YOUR TASK |
Reproduce every line of the data below, replacing "New chart" with "Draft chart" wherever it occurs and leaving everything else unchanged.

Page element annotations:
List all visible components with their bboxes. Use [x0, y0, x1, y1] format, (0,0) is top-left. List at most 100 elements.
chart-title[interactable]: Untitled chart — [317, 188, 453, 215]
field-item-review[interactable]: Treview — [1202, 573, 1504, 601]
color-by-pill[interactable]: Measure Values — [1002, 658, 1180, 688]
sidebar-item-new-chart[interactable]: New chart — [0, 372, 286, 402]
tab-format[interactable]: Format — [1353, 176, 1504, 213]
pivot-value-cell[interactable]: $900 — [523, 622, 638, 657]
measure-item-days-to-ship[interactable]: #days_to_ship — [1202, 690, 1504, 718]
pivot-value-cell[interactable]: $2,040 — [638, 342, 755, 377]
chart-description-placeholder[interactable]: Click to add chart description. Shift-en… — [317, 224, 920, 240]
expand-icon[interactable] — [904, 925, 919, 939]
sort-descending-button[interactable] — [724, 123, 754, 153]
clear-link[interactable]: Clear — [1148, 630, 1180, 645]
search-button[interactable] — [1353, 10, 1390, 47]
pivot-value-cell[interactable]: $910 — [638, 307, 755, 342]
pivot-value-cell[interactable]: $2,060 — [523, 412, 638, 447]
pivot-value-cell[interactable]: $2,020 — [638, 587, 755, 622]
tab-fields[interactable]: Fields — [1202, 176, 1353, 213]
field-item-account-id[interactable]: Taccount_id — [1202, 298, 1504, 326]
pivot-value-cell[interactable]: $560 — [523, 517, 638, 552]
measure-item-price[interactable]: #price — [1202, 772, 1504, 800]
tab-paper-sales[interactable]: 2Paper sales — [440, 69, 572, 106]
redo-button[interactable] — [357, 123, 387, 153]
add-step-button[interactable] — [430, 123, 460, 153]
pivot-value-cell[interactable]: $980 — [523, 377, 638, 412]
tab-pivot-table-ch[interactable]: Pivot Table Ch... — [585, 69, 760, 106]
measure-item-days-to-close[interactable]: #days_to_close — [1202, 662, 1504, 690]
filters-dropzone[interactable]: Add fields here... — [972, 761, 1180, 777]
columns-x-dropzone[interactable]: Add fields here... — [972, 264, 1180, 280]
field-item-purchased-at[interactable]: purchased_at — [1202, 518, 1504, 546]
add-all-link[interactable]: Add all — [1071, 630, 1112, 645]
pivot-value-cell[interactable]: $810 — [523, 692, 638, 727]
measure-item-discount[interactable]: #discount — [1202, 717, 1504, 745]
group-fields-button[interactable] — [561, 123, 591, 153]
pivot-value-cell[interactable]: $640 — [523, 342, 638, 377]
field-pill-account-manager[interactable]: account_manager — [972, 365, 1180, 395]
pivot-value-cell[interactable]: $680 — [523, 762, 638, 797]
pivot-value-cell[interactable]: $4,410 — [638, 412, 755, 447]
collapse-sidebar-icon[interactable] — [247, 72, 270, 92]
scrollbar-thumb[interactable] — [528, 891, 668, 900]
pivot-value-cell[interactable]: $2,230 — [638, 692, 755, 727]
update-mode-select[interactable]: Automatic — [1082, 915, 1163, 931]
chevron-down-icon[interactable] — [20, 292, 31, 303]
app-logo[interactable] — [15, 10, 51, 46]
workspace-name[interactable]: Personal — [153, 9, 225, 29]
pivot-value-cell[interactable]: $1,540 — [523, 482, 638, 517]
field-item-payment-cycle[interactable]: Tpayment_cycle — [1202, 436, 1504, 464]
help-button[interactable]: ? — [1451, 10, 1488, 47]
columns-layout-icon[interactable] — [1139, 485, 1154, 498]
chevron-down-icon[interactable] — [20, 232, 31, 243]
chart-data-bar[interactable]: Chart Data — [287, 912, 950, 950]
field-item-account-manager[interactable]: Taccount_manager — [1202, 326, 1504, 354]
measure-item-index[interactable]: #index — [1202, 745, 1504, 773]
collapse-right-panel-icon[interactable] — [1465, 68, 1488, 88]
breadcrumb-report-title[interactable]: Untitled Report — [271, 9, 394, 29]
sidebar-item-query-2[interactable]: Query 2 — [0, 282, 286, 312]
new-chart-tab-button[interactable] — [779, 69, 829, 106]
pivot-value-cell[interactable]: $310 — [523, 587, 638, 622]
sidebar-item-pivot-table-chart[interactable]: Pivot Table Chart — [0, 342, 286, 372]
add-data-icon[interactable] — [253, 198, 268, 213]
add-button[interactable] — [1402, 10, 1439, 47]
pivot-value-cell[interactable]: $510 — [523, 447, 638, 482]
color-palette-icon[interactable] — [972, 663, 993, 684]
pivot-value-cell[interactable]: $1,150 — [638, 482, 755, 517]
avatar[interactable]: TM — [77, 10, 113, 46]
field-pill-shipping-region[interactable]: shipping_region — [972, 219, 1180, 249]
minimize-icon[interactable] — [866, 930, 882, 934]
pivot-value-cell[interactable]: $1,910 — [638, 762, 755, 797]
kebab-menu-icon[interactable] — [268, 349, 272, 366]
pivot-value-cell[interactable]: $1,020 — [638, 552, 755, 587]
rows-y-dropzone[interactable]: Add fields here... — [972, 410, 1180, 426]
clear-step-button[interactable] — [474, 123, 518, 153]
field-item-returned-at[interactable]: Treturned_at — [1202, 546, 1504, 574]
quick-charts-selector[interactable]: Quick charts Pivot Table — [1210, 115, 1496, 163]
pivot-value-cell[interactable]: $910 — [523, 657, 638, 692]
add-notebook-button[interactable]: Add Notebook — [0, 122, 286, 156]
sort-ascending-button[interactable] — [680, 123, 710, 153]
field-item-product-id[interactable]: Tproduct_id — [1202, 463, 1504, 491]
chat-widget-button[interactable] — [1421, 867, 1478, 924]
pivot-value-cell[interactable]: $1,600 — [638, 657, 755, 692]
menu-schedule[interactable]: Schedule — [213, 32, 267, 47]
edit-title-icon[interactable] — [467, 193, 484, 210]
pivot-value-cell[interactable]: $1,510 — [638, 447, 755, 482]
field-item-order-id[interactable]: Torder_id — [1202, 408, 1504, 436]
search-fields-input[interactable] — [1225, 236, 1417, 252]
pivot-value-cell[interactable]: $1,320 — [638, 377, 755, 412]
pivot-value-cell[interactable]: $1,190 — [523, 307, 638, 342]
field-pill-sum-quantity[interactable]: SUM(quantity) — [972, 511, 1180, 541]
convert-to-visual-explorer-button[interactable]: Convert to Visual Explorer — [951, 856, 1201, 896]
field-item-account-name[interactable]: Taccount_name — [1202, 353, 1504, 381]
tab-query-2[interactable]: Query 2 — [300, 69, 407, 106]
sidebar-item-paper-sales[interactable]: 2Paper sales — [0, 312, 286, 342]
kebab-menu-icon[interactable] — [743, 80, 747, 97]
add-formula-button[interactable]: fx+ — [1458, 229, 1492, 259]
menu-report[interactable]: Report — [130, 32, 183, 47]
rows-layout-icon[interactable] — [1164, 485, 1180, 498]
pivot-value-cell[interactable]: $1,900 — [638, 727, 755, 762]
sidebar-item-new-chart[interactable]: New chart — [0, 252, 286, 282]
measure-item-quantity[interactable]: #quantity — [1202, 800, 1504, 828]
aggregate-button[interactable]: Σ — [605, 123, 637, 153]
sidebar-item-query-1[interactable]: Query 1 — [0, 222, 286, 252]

SOLUTION TO THIS EXERCISE |
List all visible components with their bboxes. Use [x0, y0, x1, y1] format, (0,0) is top-left. List at most 100 elements.
chart-title[interactable]: Untitled chart — [317, 188, 453, 215]
field-item-review[interactable]: Treview — [1202, 573, 1504, 601]
color-by-pill[interactable]: Measure Values — [1002, 658, 1180, 688]
sidebar-item-new-chart[interactable]: Draft chart — [0, 372, 286, 402]
tab-format[interactable]: Format — [1353, 176, 1504, 213]
pivot-value-cell[interactable]: $900 — [523, 622, 638, 657]
measure-item-days-to-ship[interactable]: #days_to_ship — [1202, 690, 1504, 718]
pivot-value-cell[interactable]: $2,040 — [638, 342, 755, 377]
chart-description-placeholder[interactable]: Click to add chart description. Shift-en… — [317, 224, 920, 240]
expand-icon[interactable] — [904, 925, 919, 939]
sort-descending-button[interactable] — [724, 123, 754, 153]
clear-link[interactable]: Clear — [1148, 630, 1180, 645]
search-button[interactable] — [1353, 10, 1390, 47]
pivot-value-cell[interactable]: $910 — [638, 307, 755, 342]
pivot-value-cell[interactable]: $2,060 — [523, 412, 638, 447]
pivot-value-cell[interactable]: $2,020 — [638, 587, 755, 622]
tab-fields[interactable]: Fields — [1202, 176, 1353, 213]
field-item-account-id[interactable]: Taccount_id — [1202, 298, 1504, 326]
pivot-value-cell[interactable]: $560 — [523, 517, 638, 552]
measure-item-price[interactable]: #price — [1202, 772, 1504, 800]
tab-paper-sales[interactable]: 2Paper sales — [440, 69, 572, 106]
redo-button[interactable] — [357, 123, 387, 153]
add-step-button[interactable] — [430, 123, 460, 153]
pivot-value-cell[interactable]: $980 — [523, 377, 638, 412]
tab-pivot-table-ch[interactable]: Pivot Table Ch... — [585, 69, 760, 106]
measure-item-days-to-close[interactable]: #days_to_close — [1202, 662, 1504, 690]
filters-dropzone[interactable]: Add fields here... — [972, 761, 1180, 777]
columns-x-dropzone[interactable]: Add fields here... — [972, 264, 1180, 280]
field-item-purchased-at[interactable]: purchased_at — [1202, 518, 1504, 546]
add-all-link[interactable]: Add all — [1071, 630, 1112, 645]
pivot-value-cell[interactable]: $810 — [523, 692, 638, 727]
measure-item-discount[interactable]: #discount — [1202, 717, 1504, 745]
group-fields-button[interactable] — [561, 123, 591, 153]
pivot-value-cell[interactable]: $640 — [523, 342, 638, 377]
field-pill-account-manager[interactable]: account_manager — [972, 365, 1180, 395]
pivot-value-cell[interactable]: $680 — [523, 762, 638, 797]
pivot-value-cell[interactable]: $4,410 — [638, 412, 755, 447]
collapse-sidebar-icon[interactable] — [247, 72, 270, 92]
scrollbar-thumb[interactable] — [528, 891, 668, 900]
pivot-value-cell[interactable]: $2,230 — [638, 692, 755, 727]
update-mode-select[interactable]: Automatic — [1082, 915, 1163, 931]
chevron-down-icon[interactable] — [20, 292, 31, 303]
app-logo[interactable] — [15, 10, 51, 46]
workspace-name[interactable]: Personal — [153, 9, 225, 29]
pivot-value-cell[interactable]: $1,540 — [523, 482, 638, 517]
field-item-payment-cycle[interactable]: Tpayment_cycle — [1202, 436, 1504, 464]
help-button[interactable]: ? — [1451, 10, 1488, 47]
columns-layout-icon[interactable] — [1139, 485, 1154, 498]
chevron-down-icon[interactable] — [20, 232, 31, 243]
chart-data-bar[interactable]: Chart Data — [287, 912, 950, 950]
field-item-account-manager[interactable]: Taccount_manager — [1202, 326, 1504, 354]
measure-item-index[interactable]: #index — [1202, 745, 1504, 773]
collapse-right-panel-icon[interactable] — [1465, 68, 1488, 88]
breadcrumb-report-title[interactable]: Untitled Report — [271, 9, 394, 29]
sidebar-item-query-2[interactable]: Query 2 — [0, 282, 286, 312]
new-chart-tab-button[interactable] — [779, 69, 829, 106]
pivot-value-cell[interactable]: $310 — [523, 587, 638, 622]
sidebar-item-pivot-table-chart[interactable]: Pivot Table Chart — [0, 342, 286, 372]
add-data-icon[interactable] — [253, 198, 268, 213]
add-button[interactable] — [1402, 10, 1439, 47]
pivot-value-cell[interactable]: $510 — [523, 447, 638, 482]
color-palette-icon[interactable] — [972, 663, 993, 684]
pivot-value-cell[interactable]: $1,150 — [638, 482, 755, 517]
avatar[interactable]: TM — [77, 10, 113, 46]
field-pill-shipping-region[interactable]: shipping_region — [972, 219, 1180, 249]
minimize-icon[interactable] — [866, 930, 882, 934]
pivot-value-cell[interactable]: $1,910 — [638, 762, 755, 797]
kebab-menu-icon[interactable] — [268, 349, 272, 366]
pivot-value-cell[interactable]: $1,020 — [638, 552, 755, 587]
rows-y-dropzone[interactable]: Add fields here... — [972, 410, 1180, 426]
clear-step-button[interactable] — [474, 123, 518, 153]
field-item-returned-at[interactable]: Treturned_at — [1202, 546, 1504, 574]
quick-charts-selector[interactable]: Quick charts Pivot Table — [1210, 115, 1496, 163]
pivot-value-cell[interactable]: $910 — [523, 657, 638, 692]
add-notebook-button[interactable]: Add Notebook — [0, 122, 286, 156]
sort-ascending-button[interactable] — [680, 123, 710, 153]
field-item-product-id[interactable]: Tproduct_id — [1202, 463, 1504, 491]
chat-widget-button[interactable] — [1421, 867, 1478, 924]
pivot-value-cell[interactable]: $1,600 — [638, 657, 755, 692]
menu-schedule[interactable]: Schedule — [213, 32, 267, 47]
edit-title-icon[interactable] — [467, 193, 484, 210]
pivot-value-cell[interactable]: $1,510 — [638, 447, 755, 482]
field-item-order-id[interactable]: Torder_id — [1202, 408, 1504, 436]
search-fields-input[interactable] — [1225, 236, 1417, 252]
pivot-value-cell[interactable]: $1,320 — [638, 377, 755, 412]
pivot-value-cell[interactable]: $1,190 — [523, 307, 638, 342]
field-pill-sum-quantity[interactable]: SUM(quantity) — [972, 511, 1180, 541]
convert-to-visual-explorer-button[interactable]: Convert to Visual Explorer — [951, 856, 1201, 896]
field-item-account-name[interactable]: Taccount_name — [1202, 353, 1504, 381]
tab-query-2[interactable]: Query 2 — [300, 69, 407, 106]
sidebar-item-paper-sales[interactable]: 2Paper sales — [0, 312, 286, 342]
kebab-menu-icon[interactable] — [743, 80, 747, 97]
add-formula-button[interactable]: fx+ — [1458, 229, 1492, 259]
menu-report[interactable]: Report — [130, 32, 183, 47]
rows-layout-icon[interactable] — [1164, 485, 1180, 498]
pivot-value-cell[interactable]: $1,900 — [638, 727, 755, 762]
sidebar-item-new-chart[interactable]: Draft chart — [0, 252, 286, 282]
measure-item-quantity[interactable]: #quantity — [1202, 800, 1504, 828]
aggregate-button[interactable]: Σ — [605, 123, 637, 153]
sidebar-item-query-1[interactable]: Query 1 — [0, 222, 286, 252]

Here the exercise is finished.